** Task goal **
Transcribe all of the data exactly. Omit the pictures.

(A run of records)
* * * * * * * * *
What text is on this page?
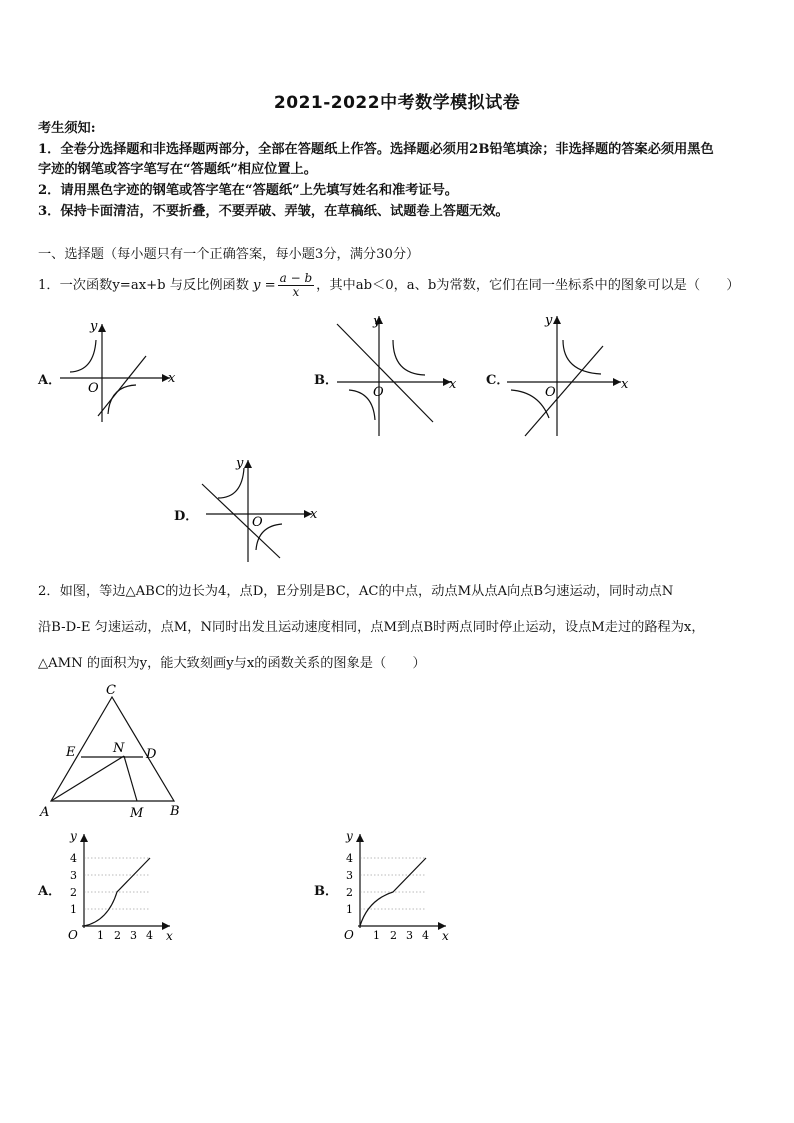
2021-2022中考数学模拟试卷
考生须知:
1．全卷分选择题和非选择题两部分，全部在答题纸上作答。选择题必须用2B铅笔填涂；非选择题的答案必须用黑色
字迹的钢笔或答字笔写在“答题纸”相应位置上。
2．请用黑色字迹的钢笔或答字笔在“答题纸”上先填写姓名和准考证号。
3．保持卡面清洁，不要折叠，不要弄破、弄皱，在草稿纸、试题卷上答题无效。
一、选择题（每小题只有一个正确答案，每小题3分，满分30分）
1．一次函数y=ax+b 与反比例函数 $y = \frac{a - b}{x}$ ，其中ab＜0，a、b为常数，它们在同一坐标系中的图象可以是（　　）
A．	B．	C．
D．
x
y
O	x
y
O
x
y
O
x
y
O
2．如图，等边△ABC的边长为4，点D，E分别是BC，AC的中点，动点M从点A向点B匀速运动，同时动点N
沿B-D-E 匀速运动，点M，N同时出发且运动速度相同，点M到点B时两点同时停止运动，设点M走过的路程为x，
△AMN 的面积为y，能大致刻画y与x的函数关系的图象是（　　）
C
E	N D
A	M B
A．	B．
y
x
O
1
2
3
4
1 2 3 4
y
x
O
1
2
3
4
1 2 3 4
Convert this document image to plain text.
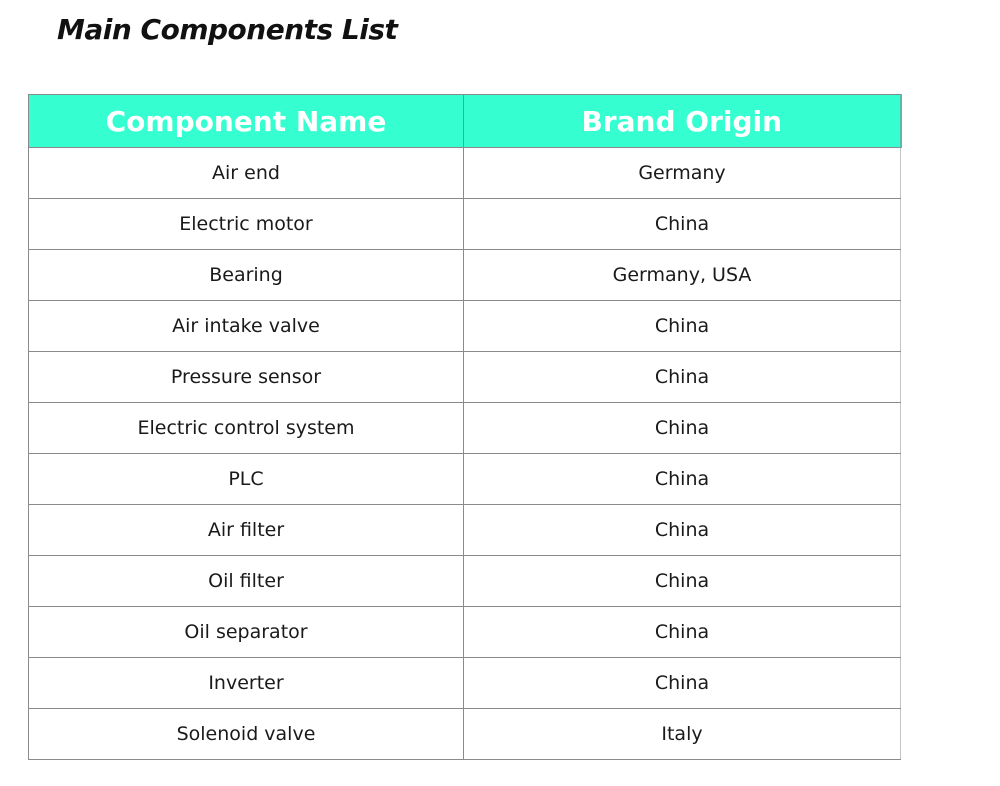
Main Components List
Component Name	Brand Origin
Air end	Germany
Electric motor	China
Bearing	Germany, USA
Air intake valve	China
Pressure sensor	China
Electric control system	China
PLC	China
Air filter	China
Oil filter	China
Oil separator	China
Inverter	China
Solenoid valve	Italy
* * * * * * * * *
** Exercise output **
What text is on this page?
2021-2022中考数学模拟试卷
考生须知:
1．全卷分选择题和非选择题两部分，全部在答题纸上作答。选择题必须用2B铅笔填涂；非选择题的答案必须用黑色
字迹的钢笔或答字笔写在“答题纸”相应位置上。
2．请用黑色字迹的钢笔或答字笔在“答题纸”上先填写姓名和准考证号。
3．保持卡面清洁，不要折叠，不要弄破、弄皱，在草稿纸、试题卷上答题无效。
一、选择题（每小题只有一个正确答案，每小题3分，满分30分）
1．一次函数y=ax+b 与反比例函数 $y = \frac{a - b}{x}$ ，其中ab＜0，a、b为常数，它们在同一坐标系中的图象可以是（　　）
A．	B．	C．
D．
x
y
O	x
y
O
x
y
O
x
y
O
2．如图，等边△ABC的边长为4，点D，E分别是BC，AC的中点，动点M从点A向点B匀速运动，同时动点N
沿B-D-E 匀速运动，点M，N同时出发且运动速度相同，点M到点B时两点同时停止运动，设点M走过的路程为x，
△AMN 的面积为y，能大致刻画y与x的函数关系的图象是（　　）
C
E	N D
A	M B
A．	B．
y
x
O
1
2
3
4
1 2 3 4
y
x
O
1
2
3
4
1 2 3 4
Convert this document image to plain text.
Main Components List
Component Name	Brand Origin
Air end	Germany
Electric motor	China
Bearing	Germany, USA
Air intake valve	China
Pressure sensor	China
Electric control system	China
PLC	China
Air filter	China
Oil filter	China
Oil separator	China
Inverter	China
Solenoid valve	Italy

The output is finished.